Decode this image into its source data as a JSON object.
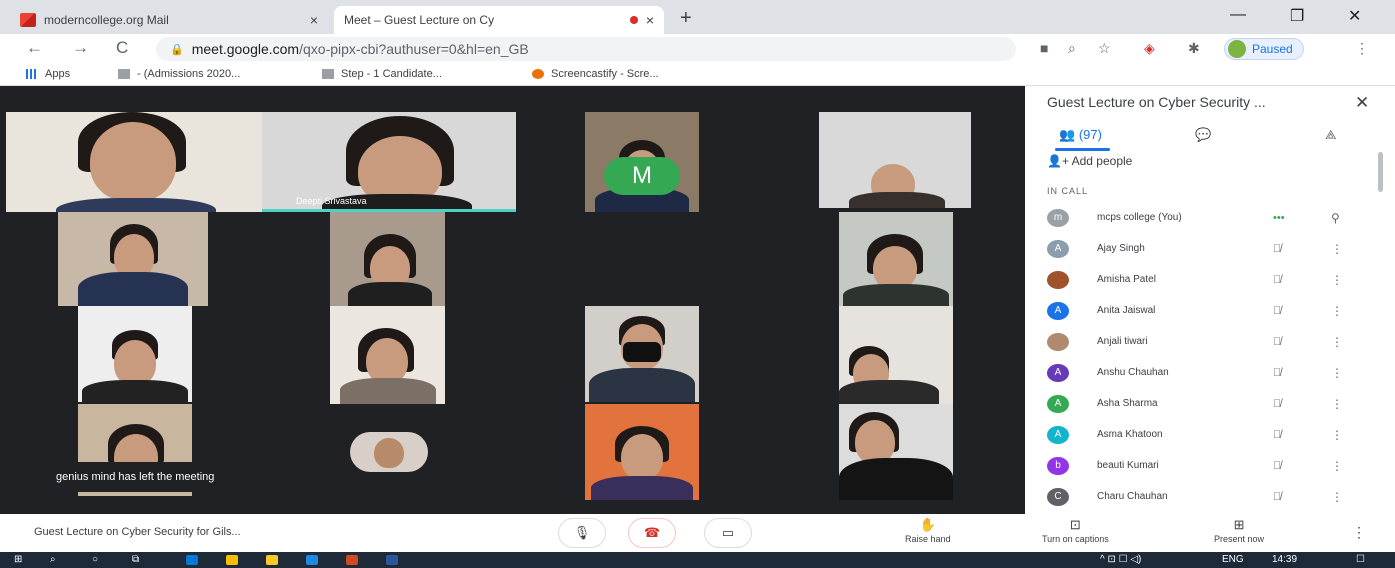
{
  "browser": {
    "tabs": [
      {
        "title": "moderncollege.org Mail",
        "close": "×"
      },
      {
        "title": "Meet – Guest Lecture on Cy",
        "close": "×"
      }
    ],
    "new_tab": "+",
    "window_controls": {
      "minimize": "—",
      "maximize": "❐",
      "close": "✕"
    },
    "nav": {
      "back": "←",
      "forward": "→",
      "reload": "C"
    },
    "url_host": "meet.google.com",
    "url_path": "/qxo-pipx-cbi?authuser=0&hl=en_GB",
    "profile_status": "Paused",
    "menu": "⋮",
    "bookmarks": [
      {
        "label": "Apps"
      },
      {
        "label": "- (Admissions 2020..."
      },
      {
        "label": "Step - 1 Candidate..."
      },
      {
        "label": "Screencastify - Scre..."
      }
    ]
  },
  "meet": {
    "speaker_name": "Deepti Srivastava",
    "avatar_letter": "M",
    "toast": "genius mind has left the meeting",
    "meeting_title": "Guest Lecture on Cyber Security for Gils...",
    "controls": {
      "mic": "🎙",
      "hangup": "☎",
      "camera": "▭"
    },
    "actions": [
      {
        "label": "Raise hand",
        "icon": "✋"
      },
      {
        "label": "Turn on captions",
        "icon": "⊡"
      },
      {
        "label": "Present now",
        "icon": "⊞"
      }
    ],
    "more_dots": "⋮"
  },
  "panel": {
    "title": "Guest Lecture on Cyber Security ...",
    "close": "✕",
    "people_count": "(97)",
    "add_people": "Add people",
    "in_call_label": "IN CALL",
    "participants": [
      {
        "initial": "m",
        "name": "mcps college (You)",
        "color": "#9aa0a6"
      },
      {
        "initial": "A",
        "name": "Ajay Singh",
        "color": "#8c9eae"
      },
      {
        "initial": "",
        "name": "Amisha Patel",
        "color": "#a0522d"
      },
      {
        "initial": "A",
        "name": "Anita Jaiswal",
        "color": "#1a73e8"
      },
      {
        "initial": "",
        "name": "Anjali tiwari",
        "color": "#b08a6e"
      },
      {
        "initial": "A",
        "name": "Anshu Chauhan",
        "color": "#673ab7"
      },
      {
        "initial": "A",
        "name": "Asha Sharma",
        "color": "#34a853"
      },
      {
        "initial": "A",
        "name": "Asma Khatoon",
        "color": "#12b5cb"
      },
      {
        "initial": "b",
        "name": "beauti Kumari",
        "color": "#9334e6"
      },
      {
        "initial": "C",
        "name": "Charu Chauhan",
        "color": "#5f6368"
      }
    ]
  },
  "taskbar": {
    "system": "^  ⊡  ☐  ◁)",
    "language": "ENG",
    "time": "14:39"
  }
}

▸ Aim:
Gather up every line from the listing above in which the word "Chauhan" occurs.

▸ The response:
        "name": "Anshu Chauhan",
        "name": "Charu Chauhan",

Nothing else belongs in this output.